## [DATA EXTRACT]
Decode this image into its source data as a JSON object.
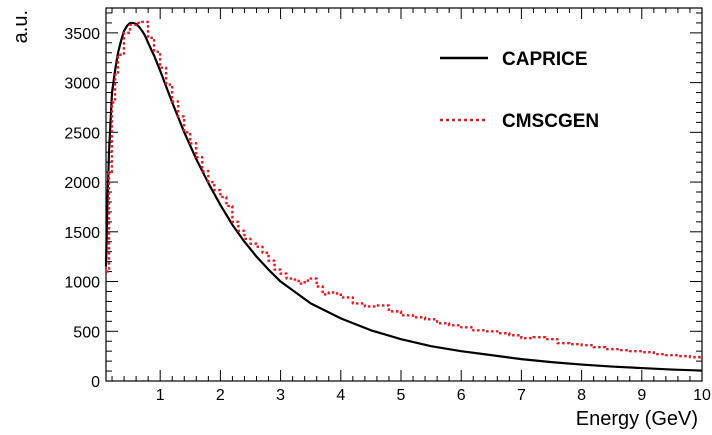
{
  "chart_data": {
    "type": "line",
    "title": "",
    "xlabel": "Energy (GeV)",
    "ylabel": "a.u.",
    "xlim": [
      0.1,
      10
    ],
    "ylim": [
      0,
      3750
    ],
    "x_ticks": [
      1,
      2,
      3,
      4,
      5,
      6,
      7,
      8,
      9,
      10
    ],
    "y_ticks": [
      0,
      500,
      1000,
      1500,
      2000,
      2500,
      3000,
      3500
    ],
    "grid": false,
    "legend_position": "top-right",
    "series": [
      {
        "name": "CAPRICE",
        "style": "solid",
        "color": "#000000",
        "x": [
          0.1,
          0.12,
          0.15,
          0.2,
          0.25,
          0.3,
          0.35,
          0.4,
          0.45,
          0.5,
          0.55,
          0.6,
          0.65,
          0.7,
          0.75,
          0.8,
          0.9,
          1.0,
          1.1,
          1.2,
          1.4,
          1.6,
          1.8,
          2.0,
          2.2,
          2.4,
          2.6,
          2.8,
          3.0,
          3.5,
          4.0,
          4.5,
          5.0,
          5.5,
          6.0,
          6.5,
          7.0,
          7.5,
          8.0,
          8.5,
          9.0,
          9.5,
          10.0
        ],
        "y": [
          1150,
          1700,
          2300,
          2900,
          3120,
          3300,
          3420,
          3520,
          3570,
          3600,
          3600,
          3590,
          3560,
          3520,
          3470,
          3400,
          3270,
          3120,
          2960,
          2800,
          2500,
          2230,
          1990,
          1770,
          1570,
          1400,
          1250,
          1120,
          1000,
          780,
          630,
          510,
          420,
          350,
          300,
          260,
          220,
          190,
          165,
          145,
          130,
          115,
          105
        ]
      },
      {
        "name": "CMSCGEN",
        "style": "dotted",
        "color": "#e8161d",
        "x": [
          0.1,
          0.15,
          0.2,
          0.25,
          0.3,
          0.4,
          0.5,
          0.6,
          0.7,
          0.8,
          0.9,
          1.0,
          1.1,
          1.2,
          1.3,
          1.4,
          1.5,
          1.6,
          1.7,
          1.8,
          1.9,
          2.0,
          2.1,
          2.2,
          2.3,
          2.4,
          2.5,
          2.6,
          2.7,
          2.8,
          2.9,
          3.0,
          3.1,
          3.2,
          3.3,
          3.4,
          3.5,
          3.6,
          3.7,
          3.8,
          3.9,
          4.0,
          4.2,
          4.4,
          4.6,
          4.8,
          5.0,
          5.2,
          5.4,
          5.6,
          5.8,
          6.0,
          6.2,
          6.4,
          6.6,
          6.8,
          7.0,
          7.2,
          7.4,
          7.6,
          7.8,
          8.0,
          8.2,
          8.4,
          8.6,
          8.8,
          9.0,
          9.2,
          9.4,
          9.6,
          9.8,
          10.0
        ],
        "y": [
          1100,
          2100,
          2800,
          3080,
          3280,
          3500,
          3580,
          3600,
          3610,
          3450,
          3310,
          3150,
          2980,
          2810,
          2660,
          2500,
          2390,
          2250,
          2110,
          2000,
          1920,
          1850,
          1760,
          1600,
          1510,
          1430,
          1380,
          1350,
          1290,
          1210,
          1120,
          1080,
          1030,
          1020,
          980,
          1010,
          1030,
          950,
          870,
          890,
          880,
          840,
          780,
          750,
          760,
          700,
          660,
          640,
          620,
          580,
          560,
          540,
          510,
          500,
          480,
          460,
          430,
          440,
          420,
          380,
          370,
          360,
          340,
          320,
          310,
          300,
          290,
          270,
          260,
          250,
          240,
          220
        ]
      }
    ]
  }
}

---

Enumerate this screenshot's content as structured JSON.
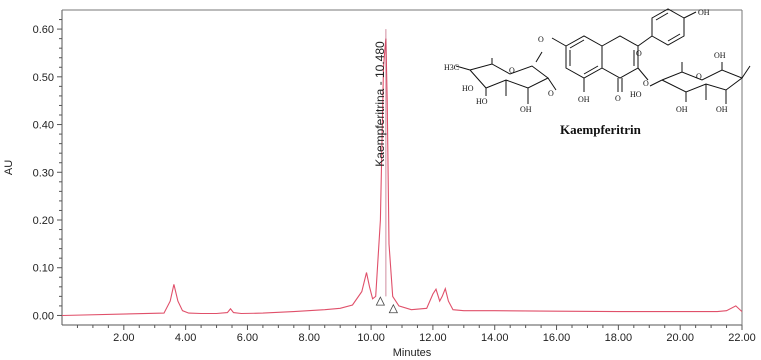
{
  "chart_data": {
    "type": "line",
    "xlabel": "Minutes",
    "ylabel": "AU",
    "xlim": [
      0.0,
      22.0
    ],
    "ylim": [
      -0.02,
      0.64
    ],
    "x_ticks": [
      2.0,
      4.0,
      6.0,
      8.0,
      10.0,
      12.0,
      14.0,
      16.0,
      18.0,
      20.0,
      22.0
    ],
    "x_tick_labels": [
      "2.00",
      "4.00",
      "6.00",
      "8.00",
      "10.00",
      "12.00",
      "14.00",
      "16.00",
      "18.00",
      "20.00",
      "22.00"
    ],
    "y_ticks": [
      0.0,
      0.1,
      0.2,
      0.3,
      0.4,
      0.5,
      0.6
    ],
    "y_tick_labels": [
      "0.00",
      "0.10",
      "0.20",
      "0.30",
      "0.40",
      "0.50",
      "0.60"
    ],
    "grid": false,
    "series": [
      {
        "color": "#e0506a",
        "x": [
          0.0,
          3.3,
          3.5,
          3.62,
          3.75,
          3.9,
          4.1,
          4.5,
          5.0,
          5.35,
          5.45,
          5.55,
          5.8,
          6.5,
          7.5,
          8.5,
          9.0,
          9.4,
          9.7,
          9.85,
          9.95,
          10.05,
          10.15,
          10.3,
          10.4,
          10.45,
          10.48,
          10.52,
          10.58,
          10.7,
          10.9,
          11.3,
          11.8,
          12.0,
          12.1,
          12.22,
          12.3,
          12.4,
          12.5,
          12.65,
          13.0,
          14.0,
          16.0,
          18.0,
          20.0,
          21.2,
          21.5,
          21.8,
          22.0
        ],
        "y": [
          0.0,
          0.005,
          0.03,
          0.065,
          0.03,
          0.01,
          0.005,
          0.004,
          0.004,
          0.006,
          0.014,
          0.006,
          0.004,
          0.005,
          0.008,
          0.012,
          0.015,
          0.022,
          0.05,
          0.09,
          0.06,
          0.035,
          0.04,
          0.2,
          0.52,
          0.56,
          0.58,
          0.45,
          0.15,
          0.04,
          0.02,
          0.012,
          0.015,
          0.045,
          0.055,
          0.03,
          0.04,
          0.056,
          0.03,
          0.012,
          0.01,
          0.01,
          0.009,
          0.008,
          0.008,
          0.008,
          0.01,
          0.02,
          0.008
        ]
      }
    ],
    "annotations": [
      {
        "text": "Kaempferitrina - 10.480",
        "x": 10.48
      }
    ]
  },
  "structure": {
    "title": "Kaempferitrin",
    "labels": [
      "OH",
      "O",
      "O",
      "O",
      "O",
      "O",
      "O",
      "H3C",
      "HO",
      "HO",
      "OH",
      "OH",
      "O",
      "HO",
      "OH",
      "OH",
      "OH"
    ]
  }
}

## [WHAT YOU SHOULD DO]
Search the entries for the word "color", then list each line that holds it.

## [ANSWER IN FULL]
        "color": "#000000",
        "color": "#e8161d",
        "color": "#e0506a",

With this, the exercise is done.